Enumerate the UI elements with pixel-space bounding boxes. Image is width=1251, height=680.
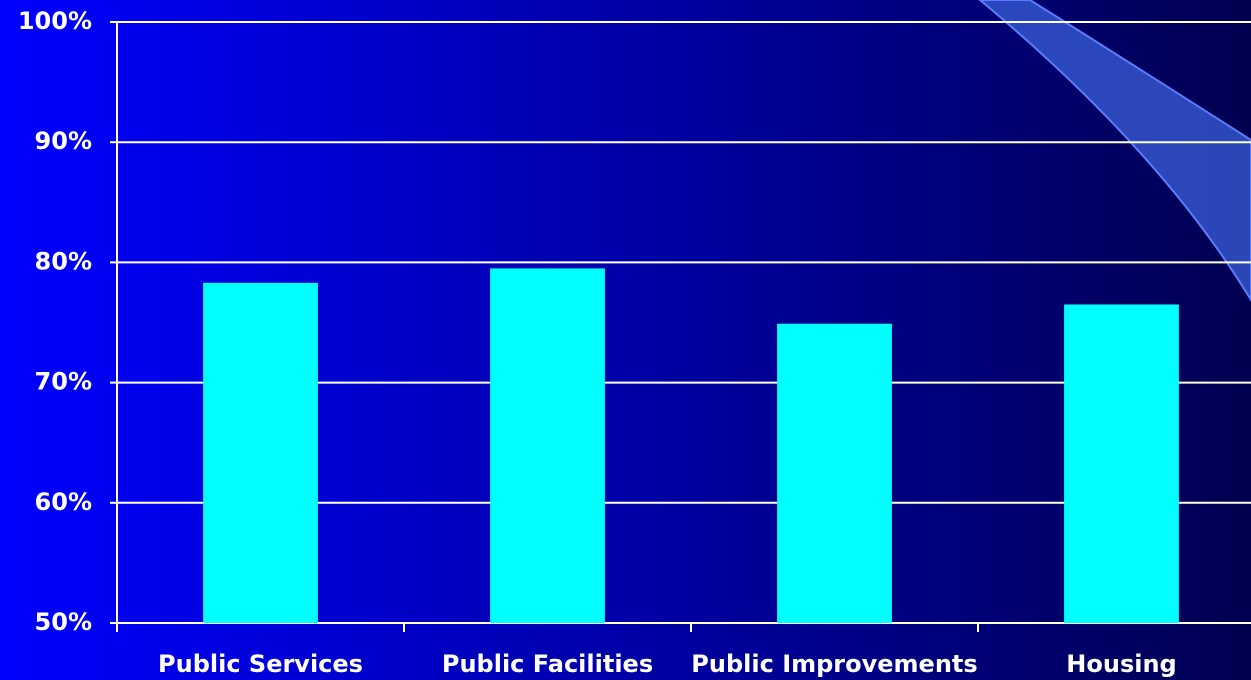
y-tick-label: 50% bbox=[35, 608, 92, 636]
y-tick-label: 60% bbox=[35, 488, 92, 516]
bar bbox=[777, 323, 892, 623]
y-tick-label: 80% bbox=[35, 247, 92, 275]
y-tick-label: 90% bbox=[35, 127, 92, 155]
x-tick-label: Housing bbox=[1066, 650, 1176, 678]
bar bbox=[203, 282, 318, 623]
bar bbox=[1064, 304, 1179, 623]
x-tick-label: Public Facilities bbox=[442, 650, 653, 678]
bar bbox=[490, 268, 605, 623]
y-tick-label: 100% bbox=[18, 7, 92, 35]
y-tick-label: 70% bbox=[35, 368, 92, 396]
x-tick-label: Public Services bbox=[158, 650, 363, 678]
x-tick-label: Public Improvements bbox=[691, 650, 977, 678]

○ ○ ○ ○

Please find each line in the material above that contains the string "tick", matching case exactly, and copy those lines in full.

y-tick-label: 50% bbox=[35, 608, 92, 636]
y-tick-label: 60% bbox=[35, 488, 92, 516]
y-tick-label: 80% bbox=[35, 247, 92, 275]
y-tick-label: 90% bbox=[35, 127, 92, 155]
x-tick-label: Housing bbox=[1066, 650, 1176, 678]
x-tick-label: Public Facilities bbox=[442, 650, 653, 678]
y-tick-label: 100% bbox=[18, 7, 92, 35]
y-tick-label: 70% bbox=[35, 368, 92, 396]
x-tick-label: Public Services bbox=[158, 650, 363, 678]
x-tick-label: Public Improvements bbox=[691, 650, 977, 678]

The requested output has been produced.